■ What is expected:
Could you copy every line from the material below in which "name" appears?

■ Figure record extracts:

+===+

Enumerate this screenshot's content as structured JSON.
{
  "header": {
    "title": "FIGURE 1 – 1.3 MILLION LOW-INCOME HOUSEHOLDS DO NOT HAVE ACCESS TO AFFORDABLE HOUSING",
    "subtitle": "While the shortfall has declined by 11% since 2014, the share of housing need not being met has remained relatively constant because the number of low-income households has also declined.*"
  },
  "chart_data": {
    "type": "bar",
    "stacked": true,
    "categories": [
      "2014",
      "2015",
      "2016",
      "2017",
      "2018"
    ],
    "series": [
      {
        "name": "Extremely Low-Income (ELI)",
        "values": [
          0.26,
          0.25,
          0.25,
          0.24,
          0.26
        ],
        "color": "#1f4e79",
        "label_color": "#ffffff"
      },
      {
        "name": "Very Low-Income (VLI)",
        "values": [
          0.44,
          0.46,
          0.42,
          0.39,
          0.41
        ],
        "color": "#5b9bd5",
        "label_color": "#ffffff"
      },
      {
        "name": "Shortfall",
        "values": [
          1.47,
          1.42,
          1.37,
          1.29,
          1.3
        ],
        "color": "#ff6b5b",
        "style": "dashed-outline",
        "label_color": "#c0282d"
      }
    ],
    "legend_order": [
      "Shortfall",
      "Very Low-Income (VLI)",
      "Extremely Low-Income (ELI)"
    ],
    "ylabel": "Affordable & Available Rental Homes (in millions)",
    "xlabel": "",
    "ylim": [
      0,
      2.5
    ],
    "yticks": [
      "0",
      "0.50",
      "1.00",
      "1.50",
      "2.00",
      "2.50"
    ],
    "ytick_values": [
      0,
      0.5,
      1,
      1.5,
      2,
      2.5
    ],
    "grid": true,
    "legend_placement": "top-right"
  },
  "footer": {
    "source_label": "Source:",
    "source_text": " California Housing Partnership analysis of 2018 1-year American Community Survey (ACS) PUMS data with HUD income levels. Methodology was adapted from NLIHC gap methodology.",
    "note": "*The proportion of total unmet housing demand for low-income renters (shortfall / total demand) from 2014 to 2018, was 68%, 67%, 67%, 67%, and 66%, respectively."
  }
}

+===+

■ Solution for this task:
        "name": "Extremely Low-Income (ELI)",
        "name": "Very Low-Income (VLI)",
        "name": "Shortfall",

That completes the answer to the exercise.